- **Figure collection entries**
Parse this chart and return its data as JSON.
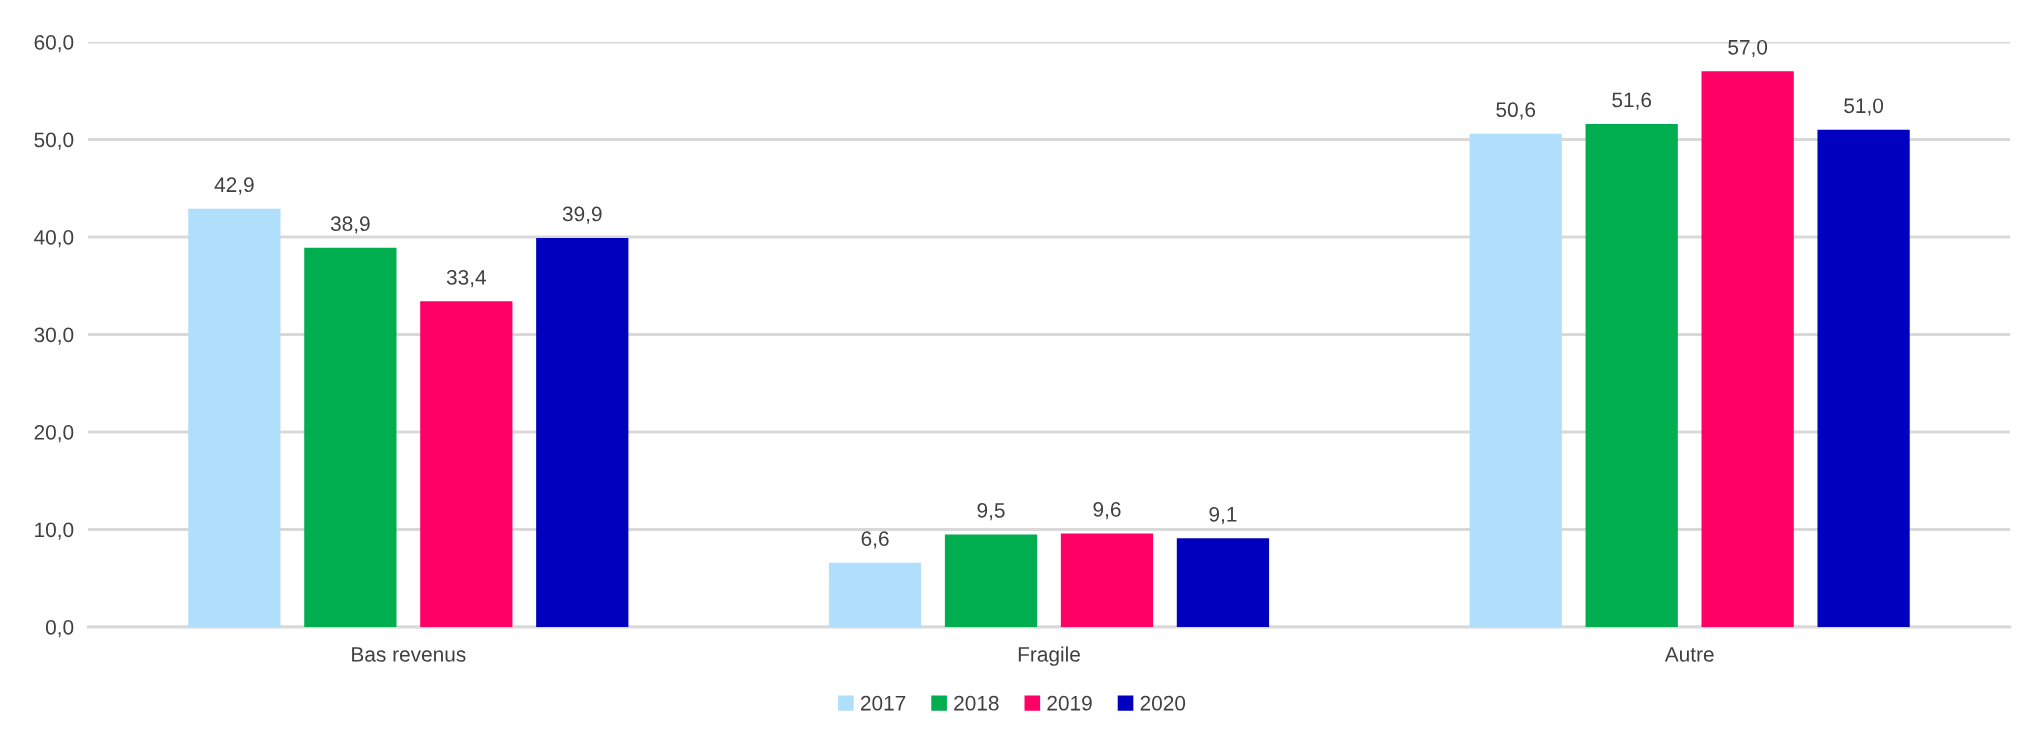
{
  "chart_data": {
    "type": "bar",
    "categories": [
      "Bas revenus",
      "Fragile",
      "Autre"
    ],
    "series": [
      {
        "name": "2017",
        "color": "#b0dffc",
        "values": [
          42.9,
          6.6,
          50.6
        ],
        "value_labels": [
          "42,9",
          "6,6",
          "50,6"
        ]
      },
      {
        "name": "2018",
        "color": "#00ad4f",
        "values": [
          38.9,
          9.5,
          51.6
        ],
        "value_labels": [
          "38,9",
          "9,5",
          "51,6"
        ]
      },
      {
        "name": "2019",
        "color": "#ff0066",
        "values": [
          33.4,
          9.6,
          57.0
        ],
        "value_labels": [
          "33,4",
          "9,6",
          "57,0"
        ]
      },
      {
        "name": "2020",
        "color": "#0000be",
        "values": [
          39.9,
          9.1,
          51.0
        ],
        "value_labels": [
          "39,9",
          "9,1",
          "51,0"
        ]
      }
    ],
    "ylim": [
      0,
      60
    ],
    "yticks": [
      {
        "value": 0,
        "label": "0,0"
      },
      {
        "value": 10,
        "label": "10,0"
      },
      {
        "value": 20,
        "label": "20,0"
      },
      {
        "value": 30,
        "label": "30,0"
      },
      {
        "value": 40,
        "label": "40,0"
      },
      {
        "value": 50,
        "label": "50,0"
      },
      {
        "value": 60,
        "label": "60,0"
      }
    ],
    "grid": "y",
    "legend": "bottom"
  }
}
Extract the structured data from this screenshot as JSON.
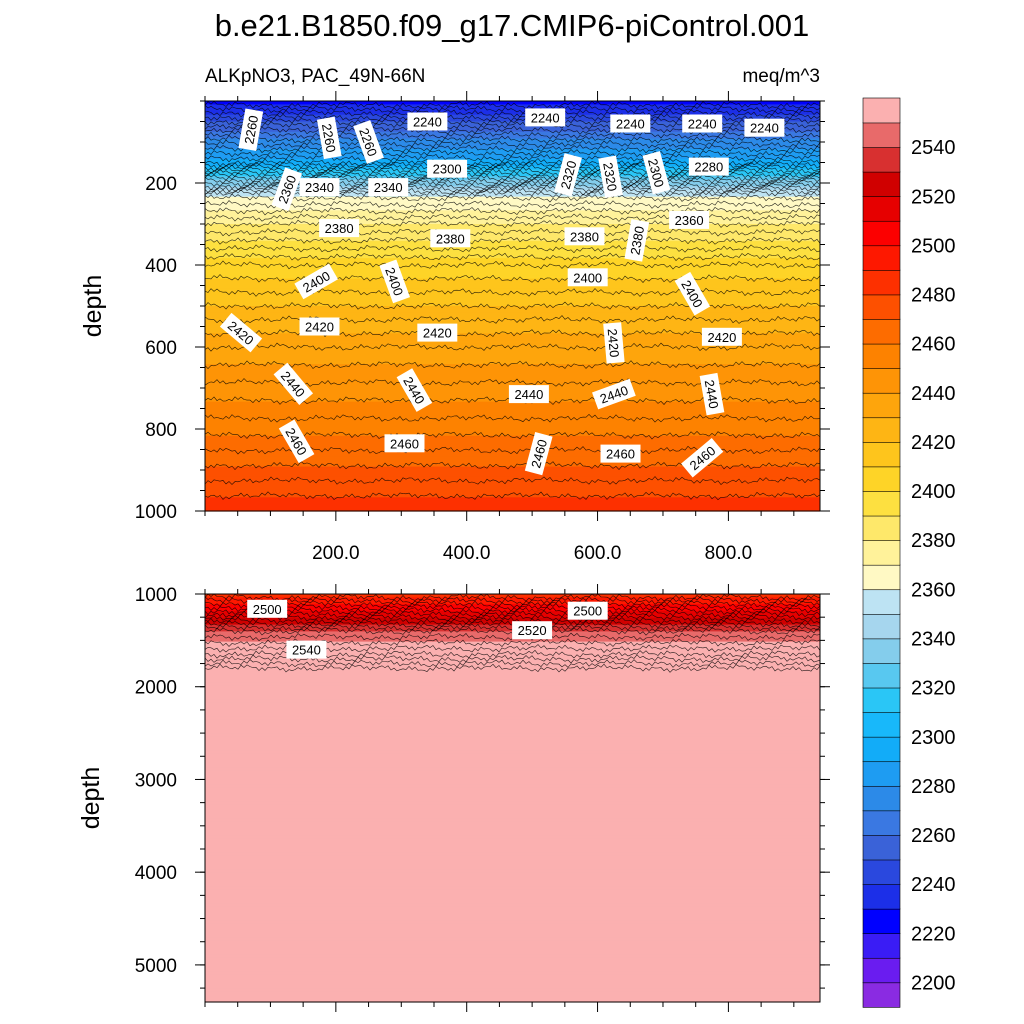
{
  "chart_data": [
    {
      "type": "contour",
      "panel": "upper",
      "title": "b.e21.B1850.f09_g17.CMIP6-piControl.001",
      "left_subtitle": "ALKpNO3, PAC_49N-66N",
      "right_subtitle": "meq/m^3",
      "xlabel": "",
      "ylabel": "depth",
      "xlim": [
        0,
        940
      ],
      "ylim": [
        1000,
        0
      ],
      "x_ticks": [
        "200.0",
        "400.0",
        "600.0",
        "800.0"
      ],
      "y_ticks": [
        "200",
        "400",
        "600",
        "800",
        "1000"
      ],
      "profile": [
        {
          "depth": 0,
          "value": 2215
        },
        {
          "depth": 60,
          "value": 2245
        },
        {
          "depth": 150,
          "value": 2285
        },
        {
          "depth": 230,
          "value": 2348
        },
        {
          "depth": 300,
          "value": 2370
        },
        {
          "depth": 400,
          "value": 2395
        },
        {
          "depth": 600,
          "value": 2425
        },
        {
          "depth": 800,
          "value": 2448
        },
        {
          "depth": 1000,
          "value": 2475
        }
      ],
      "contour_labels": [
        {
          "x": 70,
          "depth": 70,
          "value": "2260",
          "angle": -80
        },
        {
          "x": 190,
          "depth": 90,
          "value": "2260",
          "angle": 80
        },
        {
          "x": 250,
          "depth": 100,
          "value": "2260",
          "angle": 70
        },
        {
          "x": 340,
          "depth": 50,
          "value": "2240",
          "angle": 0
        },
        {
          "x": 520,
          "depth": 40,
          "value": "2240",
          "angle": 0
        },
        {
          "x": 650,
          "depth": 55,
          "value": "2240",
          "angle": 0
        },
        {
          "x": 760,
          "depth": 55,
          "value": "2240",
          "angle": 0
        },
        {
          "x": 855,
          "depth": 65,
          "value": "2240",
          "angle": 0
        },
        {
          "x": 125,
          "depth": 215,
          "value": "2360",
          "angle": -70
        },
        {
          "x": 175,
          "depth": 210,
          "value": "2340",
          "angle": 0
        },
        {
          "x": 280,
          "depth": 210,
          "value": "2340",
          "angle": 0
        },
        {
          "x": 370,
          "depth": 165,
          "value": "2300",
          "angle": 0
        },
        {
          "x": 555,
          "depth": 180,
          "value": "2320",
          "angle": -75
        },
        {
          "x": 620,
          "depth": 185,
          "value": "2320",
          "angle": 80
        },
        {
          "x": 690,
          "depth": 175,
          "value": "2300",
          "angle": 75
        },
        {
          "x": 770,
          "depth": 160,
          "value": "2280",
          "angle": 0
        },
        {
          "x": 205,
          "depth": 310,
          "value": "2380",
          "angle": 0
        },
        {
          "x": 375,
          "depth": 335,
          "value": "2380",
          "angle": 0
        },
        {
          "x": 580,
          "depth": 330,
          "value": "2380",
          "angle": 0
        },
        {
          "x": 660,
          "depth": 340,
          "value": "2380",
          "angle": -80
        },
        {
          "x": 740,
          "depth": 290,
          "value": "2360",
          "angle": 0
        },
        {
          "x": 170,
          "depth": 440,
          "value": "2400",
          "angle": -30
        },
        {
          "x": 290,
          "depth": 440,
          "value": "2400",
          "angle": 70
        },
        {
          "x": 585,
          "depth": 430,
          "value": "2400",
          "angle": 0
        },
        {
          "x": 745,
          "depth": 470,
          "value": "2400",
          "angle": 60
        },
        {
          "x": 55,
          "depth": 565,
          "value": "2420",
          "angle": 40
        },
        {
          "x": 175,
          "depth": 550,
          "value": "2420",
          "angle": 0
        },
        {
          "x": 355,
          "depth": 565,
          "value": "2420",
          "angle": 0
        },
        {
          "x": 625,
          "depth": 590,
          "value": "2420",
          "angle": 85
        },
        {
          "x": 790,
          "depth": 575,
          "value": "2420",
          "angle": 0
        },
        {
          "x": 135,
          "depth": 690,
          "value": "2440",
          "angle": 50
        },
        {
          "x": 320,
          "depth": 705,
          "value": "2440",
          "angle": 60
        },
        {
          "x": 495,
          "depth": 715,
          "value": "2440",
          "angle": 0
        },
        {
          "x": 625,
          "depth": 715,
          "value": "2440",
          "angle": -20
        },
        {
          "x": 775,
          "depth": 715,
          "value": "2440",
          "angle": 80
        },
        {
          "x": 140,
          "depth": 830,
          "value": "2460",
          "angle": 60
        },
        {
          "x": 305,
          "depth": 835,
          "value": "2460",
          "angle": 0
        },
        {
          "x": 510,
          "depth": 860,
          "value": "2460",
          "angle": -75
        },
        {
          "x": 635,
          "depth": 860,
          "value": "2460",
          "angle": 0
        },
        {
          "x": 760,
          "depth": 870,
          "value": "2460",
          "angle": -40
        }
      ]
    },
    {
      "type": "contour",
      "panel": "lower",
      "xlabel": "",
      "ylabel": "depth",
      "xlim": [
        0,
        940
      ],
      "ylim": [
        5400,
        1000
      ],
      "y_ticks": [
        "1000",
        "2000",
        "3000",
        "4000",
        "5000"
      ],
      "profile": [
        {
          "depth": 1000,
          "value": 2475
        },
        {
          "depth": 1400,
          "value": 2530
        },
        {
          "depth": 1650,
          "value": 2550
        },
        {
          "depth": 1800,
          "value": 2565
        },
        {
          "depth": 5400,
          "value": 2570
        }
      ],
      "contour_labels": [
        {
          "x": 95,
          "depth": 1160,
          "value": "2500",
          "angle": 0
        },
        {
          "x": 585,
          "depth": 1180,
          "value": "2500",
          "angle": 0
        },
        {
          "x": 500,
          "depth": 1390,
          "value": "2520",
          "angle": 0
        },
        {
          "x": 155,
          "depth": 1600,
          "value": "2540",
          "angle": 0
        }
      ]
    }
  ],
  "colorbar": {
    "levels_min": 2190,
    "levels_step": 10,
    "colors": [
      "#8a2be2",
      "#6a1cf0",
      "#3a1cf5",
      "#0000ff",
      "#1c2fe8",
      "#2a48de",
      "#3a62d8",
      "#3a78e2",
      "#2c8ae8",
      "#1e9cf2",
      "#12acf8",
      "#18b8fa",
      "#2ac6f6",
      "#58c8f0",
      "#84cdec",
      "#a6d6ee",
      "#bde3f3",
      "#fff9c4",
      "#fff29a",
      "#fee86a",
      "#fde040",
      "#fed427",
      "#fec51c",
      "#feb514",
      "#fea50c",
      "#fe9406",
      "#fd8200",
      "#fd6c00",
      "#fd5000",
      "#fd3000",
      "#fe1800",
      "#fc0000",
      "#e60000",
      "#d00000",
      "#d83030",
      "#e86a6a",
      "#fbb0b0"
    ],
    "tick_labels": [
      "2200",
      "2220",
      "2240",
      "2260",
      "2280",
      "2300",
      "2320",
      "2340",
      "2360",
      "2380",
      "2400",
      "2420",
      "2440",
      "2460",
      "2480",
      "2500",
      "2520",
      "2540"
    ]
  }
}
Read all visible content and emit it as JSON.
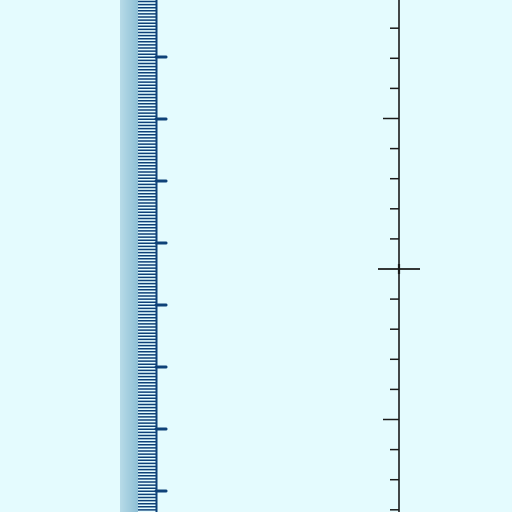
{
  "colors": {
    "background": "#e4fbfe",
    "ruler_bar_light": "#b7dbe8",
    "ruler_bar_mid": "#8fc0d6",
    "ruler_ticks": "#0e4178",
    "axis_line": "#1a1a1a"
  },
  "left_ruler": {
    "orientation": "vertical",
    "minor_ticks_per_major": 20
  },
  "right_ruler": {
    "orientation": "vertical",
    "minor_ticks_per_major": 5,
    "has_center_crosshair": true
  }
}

- **Written request**
Copy only this, please: the line with "Read all visible content and emit it as JSON." and every line after it through the end of the data, with no pictures.

- **Task answer**
Read all visible content and emit it as JSON.
{
  "colors": {
    "background": "#e4fbfe",
    "ruler_bar_light": "#b7dbe8",
    "ruler_bar_mid": "#8fc0d6",
    "ruler_ticks": "#0e4178",
    "axis_line": "#1a1a1a"
  },
  "left_ruler": {
    "orientation": "vertical",
    "minor_ticks_per_major": 20
  },
  "right_ruler": {
    "orientation": "vertical",
    "minor_ticks_per_major": 5,
    "has_center_crosshair": true
  }
}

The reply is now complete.